Trecho do texto
.....

Os perigos de aplaudir os abusos do Estado contra nossos adversários
Abusos são ruins em qualquer cenário. De acordo com o dicionário, “abuso” é o “uso incorreto ou ilegítimo; uso excessivo ou imoderado de poderes; aquilo que se opõe aos bons usos e costumes; qualquer ato que atente contra o pudor”.
É fato então que abuso é algo que deve ser evitado. O problema surge quando não lutamos contra o abuso em situações em que este é empregado contra nossos adversários (políticos, pessoais, profissionais, etc).
Vamos usar o termo “adversário” neste artigo no sentido de adversário político, pois é um quadro enraizado no Brasil: quem não é do meu lado político é meu adversário e com ele não há diálogo (o que, diga-se de passagem, não faz sentido algum em uma democracia).
Se vejo um abuso sendo cometido contra um adversário o correto seria criticar este abuso já que é um excesso, mas muitos pensam e agem totalmente ao contrário.
Contra eles, tudo!
Vivenciamos, em um passado não muito distante, atos apontados como abusos nos procedimentos envolvendo investigações como, por exemplo, conduções coercitivas sem prévia intimação, ou seja, de início já se conduziu à força a pessoa para prestar depoimento antes da mesma ser intimada por pelo menos uma vez para comparecer espontaneamente.
Isso fere diretamente o artigo 218 do Código de Processo Penal que apresenta a redação, in verbis:
Art. 218 do CPP: Se, regularmente intimada, a testemunha deixar de comparecer sem motivo justificado, o juiz poderá requisitar à autoridade policial a sua apresentação ou determinar seja conduzida por oficial de justiça, que poderá solicitar o auxílio da força pública.
(grifo nosso)
Ocorreu que as pessoas que apoiavam aquelas conduzidas coercitivamente foram contra estes atos. De outro lado, os adversários dos conduzidos “aplaudiram” os atos usando, muitas vezes, o discurso de que “para se descobrir a verdade vale passar por cima de direitos” e que “quem não deve não teme”.

.....

Material fornecido

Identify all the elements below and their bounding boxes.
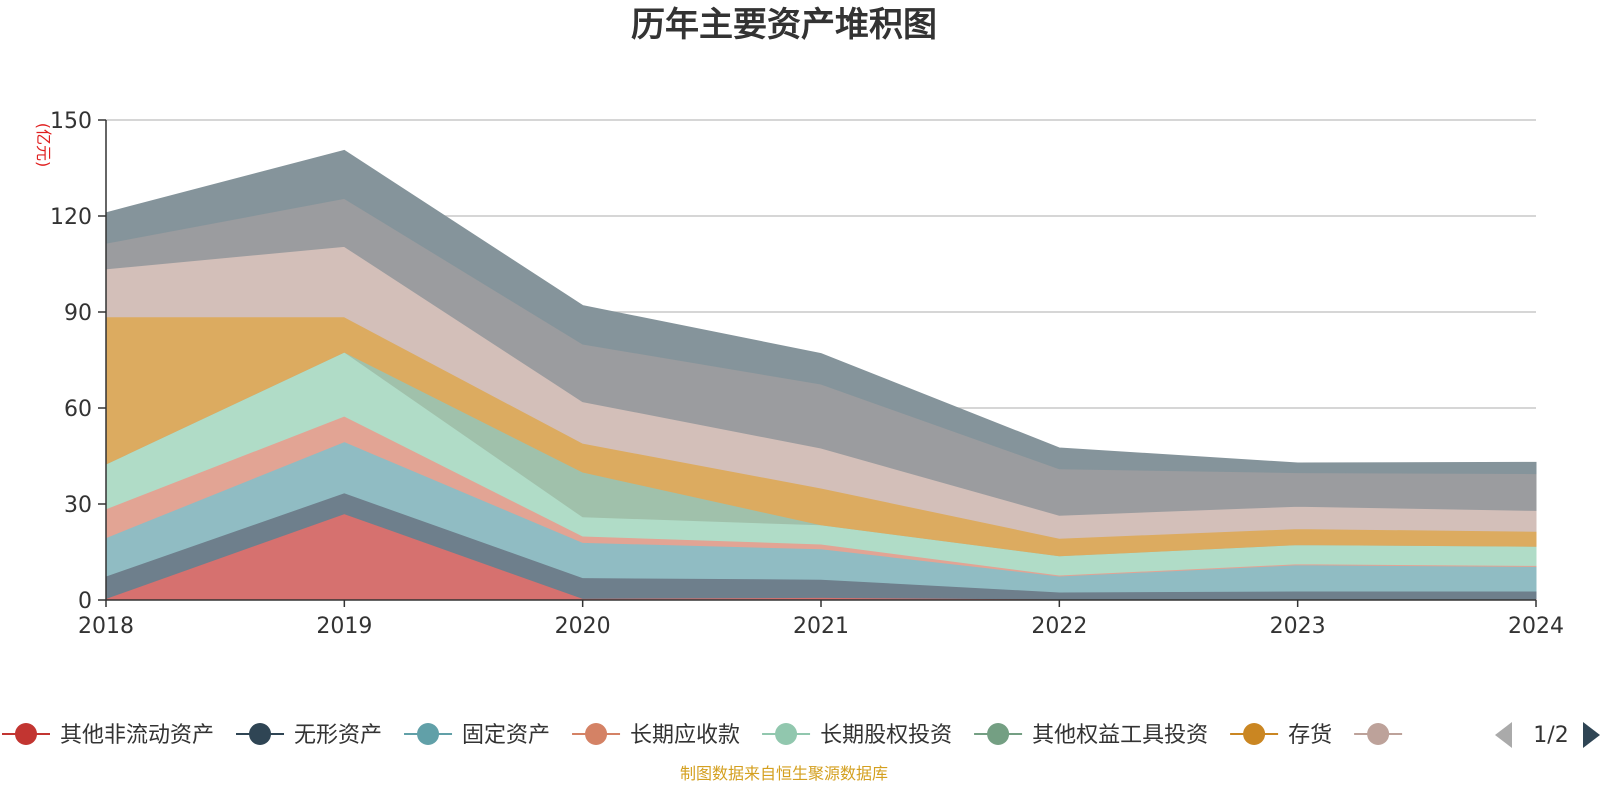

.....

Instruções
1. Liste os sentidos de “abuso” que o texto sobre abusos do Estado traz do dicionário.
2. Dê sequência ao texto sobre abusos do Estado, começando logo depois da última frase dele.
A listagem não tem nada a ver com o que se pede aqui.

Respostas
1.
- uso incorreto ou ilegítimo
- uso excessivo ou imoderado de poderes
- aquilo que se opõe aos bons usos e costumes
- qualquer ato que atente contra o pudor

2.
Contra nós, nada!
Muitas pessoas que apoiaram abusos contra adversários no passado agora reclamam e gritam que os seus estão sendo vítimas do mesmo problema.
O que mudou? Os eventuais abusos que antes incentivavam e aceitavam por serem contra adversários, hoje criticam e acham um absurdo por serem contra os seus.
O pau pode bater em Chico, mas deve desviar de Francisco?
Na verdade, tratando-se de abusos, nem Chico nem Francisco deveriam apanhar. Aí está o ponto crucial da questão. Francisco incentivou e apoiou enquanto Chico apanhava injustamente e, agora, enquanto apanha, Chico nada faz além de ter a mesma atitude.
Chico e Francisco apanharam injustamente, erraram em não defender um ao outro e estão alimentando um sistema de abusos.
Abusos não gera nada além de abusos
Quanto mais se defende e se incentiva abusos, mais eles ocorrerão. A aprovação popular, como temos observado, é capaz de legitimar atos extremamente absurdos.
Quando os abusos de outrora foram defendidos, aqueles foram feitos. E, como foram feitos antes, podem ser feitos agora e podem ser feitos depois. O problema é que, agora ou depois, os abusos podem ser direcionados a quem antes os defendeu.
Nada de bom é retirado de incentivos e aplausos a abusos, principalmente quando estes são creditados ao Estado, ente poderosíssimo que detém recursos suficientes para destruir a vida de um cidadão em minutos e, com eventuais abusos, em segundos.
O que fazer contra abusos?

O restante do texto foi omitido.